TO DO:
a) Decide whether each statement agrees with the food tech text, answering yes or no and quoting the deciding words of the text: (i) 39.9 billion dollars were invested in food tech companies in 2021 through 1,358 deals; (ii) Cooperhouse divides food tech into five segments; (iii) the second generation of alternative proteins is plant based.
b) Reproduce the section of the food tech text starting at "Produce-Tech" and ending at "trucks, robotics, etc.".
c) Write what comes next in the food tech text, picking up after its last sentence.

READING TEXT:
:::

At the same time, " eco-anxiety", i.e. the fear of ecological doom, is weighing on many young people. Their food choices are one way to counteract this problem, Cooperhouse said. He is convinced:
With the help of technical advancements, food tech is delivering new solutions for the things consumers are looking for today.
Lou Cooperhouse, BlueNalu

That he is not alone in this assessment is illustrated by the immense investments that food tech companies were able to record in 2021 alone: 39.9 billion dollars were invested last year as part of 1,358 deals (source: PitchBook). According to Food Dive, nine of the ten largest funding rounds across the food sector last year went to alternative protein and technology-enabled food companies.

According to Cooperhouse, food tech can be divided into four segments:
The 4 P's of Food Tech
Protein-Tech
Disruptive ways of producing pork, poultry, beef and seafood 

Produce-Tech
Innovative year-round, automated solutions for growing fruits and vegetables

Placement-Tech
Novel B2B and B2C distribution systems leveraging AI, home delivery, cloud kitchens, on-demand food trucks, robotics, etc.

Personalization-Tech
Pioneering personalized diets and precision nutrition through genomics, metabolic profiling and AI


The area of alternative proteins (global protein supply chains) in particular is currently seeing a great deal of research and investment. This is where most disruptive innovations are found. Cooperhouse distinguishes between the following subcategories, each with different levels of maturity:
© Thomas Fedra


1st generation: plant based
This is about solutions based on plants or fungi that either imitate the taste characteristics of conventional meat, poultry or seafood products or focus on the plang or fungi material itself.

2nd generation: fermentation tech
The development focus here is mainly on ingredients produced by genetic engineering or with the aid of fermentation, such as milk proteins, animal fats, egg whites, etc., which are also used as ingredients for other alt-protein products.

:::

(Saved data entries)

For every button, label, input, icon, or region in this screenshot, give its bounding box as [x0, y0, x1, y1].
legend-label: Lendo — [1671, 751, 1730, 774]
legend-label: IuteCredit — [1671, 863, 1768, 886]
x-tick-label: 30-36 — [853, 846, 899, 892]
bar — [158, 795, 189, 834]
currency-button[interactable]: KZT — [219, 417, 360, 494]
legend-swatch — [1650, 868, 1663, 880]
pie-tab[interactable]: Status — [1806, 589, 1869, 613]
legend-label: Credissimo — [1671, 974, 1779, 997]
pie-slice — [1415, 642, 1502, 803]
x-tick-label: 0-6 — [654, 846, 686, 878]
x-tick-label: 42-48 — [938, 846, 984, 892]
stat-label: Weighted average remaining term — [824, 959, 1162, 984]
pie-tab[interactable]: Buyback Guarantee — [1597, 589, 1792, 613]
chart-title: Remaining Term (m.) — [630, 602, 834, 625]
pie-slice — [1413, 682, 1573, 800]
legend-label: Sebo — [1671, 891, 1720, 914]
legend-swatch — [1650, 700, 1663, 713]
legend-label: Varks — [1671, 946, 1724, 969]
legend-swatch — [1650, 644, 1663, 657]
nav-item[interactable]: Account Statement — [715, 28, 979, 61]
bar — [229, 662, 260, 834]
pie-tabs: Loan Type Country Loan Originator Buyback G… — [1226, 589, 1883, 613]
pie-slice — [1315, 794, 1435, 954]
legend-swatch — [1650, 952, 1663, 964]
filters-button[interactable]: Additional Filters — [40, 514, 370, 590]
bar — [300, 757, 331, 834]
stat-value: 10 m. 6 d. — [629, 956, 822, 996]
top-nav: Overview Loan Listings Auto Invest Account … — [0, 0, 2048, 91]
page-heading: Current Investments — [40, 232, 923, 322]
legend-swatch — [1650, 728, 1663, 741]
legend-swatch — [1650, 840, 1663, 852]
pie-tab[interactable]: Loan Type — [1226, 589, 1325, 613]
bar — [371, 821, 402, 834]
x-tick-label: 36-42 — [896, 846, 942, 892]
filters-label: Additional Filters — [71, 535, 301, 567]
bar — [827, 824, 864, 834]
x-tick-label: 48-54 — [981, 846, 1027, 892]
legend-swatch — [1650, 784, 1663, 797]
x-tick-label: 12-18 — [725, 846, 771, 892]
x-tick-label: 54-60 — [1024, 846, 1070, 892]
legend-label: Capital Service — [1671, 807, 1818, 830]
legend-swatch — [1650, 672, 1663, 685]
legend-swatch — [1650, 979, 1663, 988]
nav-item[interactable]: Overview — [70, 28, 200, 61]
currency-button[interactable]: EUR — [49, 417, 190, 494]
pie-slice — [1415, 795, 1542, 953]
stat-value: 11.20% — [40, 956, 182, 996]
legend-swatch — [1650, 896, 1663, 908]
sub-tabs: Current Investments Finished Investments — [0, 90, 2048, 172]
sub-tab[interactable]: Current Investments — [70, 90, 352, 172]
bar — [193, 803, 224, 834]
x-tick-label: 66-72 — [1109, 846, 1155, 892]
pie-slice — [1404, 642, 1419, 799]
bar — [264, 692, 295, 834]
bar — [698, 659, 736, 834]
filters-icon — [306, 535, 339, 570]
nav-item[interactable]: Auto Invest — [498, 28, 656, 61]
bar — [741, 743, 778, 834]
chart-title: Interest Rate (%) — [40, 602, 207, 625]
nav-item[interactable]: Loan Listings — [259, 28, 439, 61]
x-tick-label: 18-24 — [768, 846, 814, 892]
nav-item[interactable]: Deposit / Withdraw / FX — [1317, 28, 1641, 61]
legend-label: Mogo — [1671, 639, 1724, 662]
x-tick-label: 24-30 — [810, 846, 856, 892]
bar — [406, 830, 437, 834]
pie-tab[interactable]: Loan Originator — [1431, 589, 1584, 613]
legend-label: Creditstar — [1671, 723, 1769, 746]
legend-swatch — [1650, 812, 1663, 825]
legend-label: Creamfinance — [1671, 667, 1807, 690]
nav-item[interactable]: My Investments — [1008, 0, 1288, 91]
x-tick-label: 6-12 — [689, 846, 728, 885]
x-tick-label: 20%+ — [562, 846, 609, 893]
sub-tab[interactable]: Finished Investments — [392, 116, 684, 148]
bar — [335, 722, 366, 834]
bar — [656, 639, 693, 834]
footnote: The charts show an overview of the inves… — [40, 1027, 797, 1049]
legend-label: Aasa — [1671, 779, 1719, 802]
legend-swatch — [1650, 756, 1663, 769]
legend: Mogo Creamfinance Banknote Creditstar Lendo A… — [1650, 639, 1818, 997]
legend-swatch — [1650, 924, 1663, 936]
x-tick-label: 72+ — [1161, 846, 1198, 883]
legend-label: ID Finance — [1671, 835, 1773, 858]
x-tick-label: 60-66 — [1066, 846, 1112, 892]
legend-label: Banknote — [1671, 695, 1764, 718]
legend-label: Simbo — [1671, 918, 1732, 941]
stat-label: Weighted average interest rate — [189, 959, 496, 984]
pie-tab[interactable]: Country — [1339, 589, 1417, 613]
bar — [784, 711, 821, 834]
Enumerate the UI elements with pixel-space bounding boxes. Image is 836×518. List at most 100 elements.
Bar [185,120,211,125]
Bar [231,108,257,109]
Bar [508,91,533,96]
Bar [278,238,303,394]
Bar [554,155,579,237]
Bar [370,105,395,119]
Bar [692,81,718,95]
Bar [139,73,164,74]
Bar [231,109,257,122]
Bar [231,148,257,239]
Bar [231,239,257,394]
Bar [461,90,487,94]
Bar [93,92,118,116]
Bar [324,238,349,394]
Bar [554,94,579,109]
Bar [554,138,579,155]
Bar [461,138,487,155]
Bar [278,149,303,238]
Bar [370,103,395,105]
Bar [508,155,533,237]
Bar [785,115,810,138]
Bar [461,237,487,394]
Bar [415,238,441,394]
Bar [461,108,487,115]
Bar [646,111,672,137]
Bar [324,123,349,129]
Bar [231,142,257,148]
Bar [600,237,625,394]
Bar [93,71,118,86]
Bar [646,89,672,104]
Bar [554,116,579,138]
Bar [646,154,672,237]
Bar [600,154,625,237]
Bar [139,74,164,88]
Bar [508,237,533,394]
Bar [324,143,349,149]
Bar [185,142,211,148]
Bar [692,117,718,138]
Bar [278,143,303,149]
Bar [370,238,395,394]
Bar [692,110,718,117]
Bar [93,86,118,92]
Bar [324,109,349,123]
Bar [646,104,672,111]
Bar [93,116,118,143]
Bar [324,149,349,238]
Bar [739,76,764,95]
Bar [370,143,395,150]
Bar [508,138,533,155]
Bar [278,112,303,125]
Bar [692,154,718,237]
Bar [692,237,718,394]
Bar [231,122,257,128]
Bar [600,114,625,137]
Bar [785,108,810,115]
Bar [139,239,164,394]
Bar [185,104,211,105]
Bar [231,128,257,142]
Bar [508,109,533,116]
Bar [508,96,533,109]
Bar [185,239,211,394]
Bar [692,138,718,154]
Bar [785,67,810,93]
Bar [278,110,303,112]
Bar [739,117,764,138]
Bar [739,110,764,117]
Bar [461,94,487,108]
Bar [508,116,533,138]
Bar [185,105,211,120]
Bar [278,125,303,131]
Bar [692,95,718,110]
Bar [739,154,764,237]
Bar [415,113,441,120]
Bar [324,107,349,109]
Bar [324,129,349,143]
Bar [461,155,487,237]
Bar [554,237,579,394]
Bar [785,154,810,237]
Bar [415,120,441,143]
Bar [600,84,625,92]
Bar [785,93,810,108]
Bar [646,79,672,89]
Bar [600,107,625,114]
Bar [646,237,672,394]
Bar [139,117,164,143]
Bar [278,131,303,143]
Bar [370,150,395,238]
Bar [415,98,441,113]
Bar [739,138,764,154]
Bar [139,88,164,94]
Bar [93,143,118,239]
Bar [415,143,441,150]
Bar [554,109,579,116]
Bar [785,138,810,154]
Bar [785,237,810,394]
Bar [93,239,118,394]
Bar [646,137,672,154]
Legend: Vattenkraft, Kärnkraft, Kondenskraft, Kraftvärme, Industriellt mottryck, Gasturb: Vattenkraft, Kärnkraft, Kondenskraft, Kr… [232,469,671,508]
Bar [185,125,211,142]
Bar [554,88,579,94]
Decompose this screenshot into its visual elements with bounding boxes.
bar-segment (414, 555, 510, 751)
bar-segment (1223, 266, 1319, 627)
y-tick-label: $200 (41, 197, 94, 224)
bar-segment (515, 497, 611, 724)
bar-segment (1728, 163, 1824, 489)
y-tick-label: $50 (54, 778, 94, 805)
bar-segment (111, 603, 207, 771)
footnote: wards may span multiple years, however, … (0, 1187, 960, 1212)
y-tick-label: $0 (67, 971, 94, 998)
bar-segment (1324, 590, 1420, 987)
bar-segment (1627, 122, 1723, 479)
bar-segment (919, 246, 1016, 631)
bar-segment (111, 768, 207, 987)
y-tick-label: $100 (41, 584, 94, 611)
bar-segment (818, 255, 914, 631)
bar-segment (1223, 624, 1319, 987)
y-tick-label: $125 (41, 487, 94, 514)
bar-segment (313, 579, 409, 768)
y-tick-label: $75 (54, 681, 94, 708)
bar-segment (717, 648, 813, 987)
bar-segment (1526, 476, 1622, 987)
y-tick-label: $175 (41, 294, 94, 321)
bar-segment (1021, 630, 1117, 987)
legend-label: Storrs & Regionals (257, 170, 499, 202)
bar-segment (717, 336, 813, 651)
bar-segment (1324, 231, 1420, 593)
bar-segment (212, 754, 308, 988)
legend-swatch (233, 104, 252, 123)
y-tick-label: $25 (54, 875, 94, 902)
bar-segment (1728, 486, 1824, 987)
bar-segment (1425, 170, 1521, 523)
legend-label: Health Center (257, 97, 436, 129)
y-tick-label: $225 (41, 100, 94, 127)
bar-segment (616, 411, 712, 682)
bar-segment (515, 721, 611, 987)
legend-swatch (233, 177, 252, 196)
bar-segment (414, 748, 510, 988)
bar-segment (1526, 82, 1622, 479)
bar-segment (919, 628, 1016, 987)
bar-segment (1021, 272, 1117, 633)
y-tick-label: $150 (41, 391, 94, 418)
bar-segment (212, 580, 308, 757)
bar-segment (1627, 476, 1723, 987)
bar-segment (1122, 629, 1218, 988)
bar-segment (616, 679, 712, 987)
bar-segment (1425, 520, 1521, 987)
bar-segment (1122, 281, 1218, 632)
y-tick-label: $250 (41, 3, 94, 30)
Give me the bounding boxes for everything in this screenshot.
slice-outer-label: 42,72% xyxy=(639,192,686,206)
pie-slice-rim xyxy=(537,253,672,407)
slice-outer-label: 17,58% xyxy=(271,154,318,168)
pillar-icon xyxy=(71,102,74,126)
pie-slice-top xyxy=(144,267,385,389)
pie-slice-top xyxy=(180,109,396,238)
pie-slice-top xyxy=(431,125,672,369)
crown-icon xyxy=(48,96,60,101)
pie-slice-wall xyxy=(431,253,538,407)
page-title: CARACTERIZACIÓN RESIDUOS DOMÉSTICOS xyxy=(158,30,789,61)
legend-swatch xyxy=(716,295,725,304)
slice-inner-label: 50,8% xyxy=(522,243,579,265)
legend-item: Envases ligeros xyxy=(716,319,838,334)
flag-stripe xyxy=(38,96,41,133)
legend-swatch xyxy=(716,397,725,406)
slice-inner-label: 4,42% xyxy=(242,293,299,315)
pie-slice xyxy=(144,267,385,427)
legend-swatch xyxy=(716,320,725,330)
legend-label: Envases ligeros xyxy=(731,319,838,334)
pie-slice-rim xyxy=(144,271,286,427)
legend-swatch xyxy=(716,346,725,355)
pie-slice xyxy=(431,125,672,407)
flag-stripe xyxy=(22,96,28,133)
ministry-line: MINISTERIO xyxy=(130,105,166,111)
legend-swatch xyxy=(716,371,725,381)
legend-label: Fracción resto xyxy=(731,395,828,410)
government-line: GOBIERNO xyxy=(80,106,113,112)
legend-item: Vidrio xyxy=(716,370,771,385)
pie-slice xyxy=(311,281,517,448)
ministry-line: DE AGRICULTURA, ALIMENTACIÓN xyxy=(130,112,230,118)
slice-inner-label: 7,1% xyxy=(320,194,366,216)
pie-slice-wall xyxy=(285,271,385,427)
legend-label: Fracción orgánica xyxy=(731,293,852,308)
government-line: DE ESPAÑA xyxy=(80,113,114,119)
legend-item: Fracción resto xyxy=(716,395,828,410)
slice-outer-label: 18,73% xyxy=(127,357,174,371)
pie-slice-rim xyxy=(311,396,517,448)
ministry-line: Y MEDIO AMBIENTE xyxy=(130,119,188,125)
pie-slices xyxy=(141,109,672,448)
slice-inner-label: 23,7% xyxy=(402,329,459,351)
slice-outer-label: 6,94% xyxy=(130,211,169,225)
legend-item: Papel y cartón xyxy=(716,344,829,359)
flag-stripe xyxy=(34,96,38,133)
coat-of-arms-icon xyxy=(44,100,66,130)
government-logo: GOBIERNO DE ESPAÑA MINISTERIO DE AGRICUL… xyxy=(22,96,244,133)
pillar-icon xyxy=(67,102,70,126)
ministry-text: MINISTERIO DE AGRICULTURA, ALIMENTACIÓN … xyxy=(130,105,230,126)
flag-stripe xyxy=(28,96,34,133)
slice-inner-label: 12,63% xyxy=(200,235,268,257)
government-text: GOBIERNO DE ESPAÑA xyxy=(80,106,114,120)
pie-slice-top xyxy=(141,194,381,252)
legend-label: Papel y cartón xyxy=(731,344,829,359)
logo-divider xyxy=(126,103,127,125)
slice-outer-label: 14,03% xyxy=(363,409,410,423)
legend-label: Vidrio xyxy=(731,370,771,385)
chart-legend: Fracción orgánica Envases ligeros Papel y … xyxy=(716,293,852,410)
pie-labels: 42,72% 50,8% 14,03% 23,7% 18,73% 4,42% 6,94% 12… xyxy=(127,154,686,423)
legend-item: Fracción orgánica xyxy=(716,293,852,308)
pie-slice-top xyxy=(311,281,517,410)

:::

YOUR RESPONSES:
a)
(i) Yes: "39.9 billion dollars were invested last year as part of 1,358 deals"
(ii) No: "According to Cooperhouse, food tech can be divided into four segments"
(iii) No: "2nd generation: fermentation tech"

b)
Produce-Tech
Innovative year-round, automated solutions for growing fruits and vegetables

Placement-Tech
Novel B2B and B2C distribution systems leveraging AI, home delivery, cloud kitchens, on-demand food trucks, robotics, etc.

c)
3rd generation: cell-cultured
Genuine animal product (meat/poultry/fish/seafood) produced by cultivating animal cells. Cells are arranged in the same or similar structure as animal tissue, replicating the sensory and nutritional profiles of conventional meat.

© GFI
The potential of these disruptive products is enormous, underlined Cooperhouse, whose company BlueNalu is researching cell-based proteins with the aim of offering cell-cultured tuna to the top gastronomic segment in the near future. According to market forecasts by management consulting firm Kearny, by 2040 only 40 percent of global meat consumption will come from conventional production, while 25 percent will be plant-based and 35 percent cultured proteins. This would represent an average annual growth rate of 41 percent for cell-based meat.

The shift from plant-based to the previously less established production areas of fermentation and cell-cultured is already underway, Cooperhouse said. According to analysis by the Good Food Institute, investment volumes for cell-culture and fermentation technologies have exceeded those for plant-based solutions since 2021. (2021 investment volume total: $5 billion, of which: $1.93 billion plant-based; $1.7 billion fermentation; $1.38 billion cell-cultured).

© BlueNalu
The CEO used BlueNalu as an example to explain why this type of protein generation is not only animal-friendly and protects the environment, but at the same time brings greater security for foodservice operations and consumers. A vertically integrated seafood ecosystem, for example, promises foodservice operators reliable product availability and quality, as well as securely calculable prices. Numerous external influencing factors can be decimated. Consumers benefit from clear indications of origin and safe food, e.g. seafood that is not only free of mercury, microplastics or other contaminants, but that they can also enjoy with a clear conscience (e.g. no overfishing, no bycatch).

So, the course for the right path has been set. Already today, as Cooperhouse showed with numerous examples from the 4P segments, the food tech landscape is extremely diverse. The willingness to invest is high. So is the interest of the foodservice industry: of 91 survey participants (Mentimeter) at the European Foodservice Summit 2022, 67 percent said they would offer cell-based meat in their restaurants if it were readily available.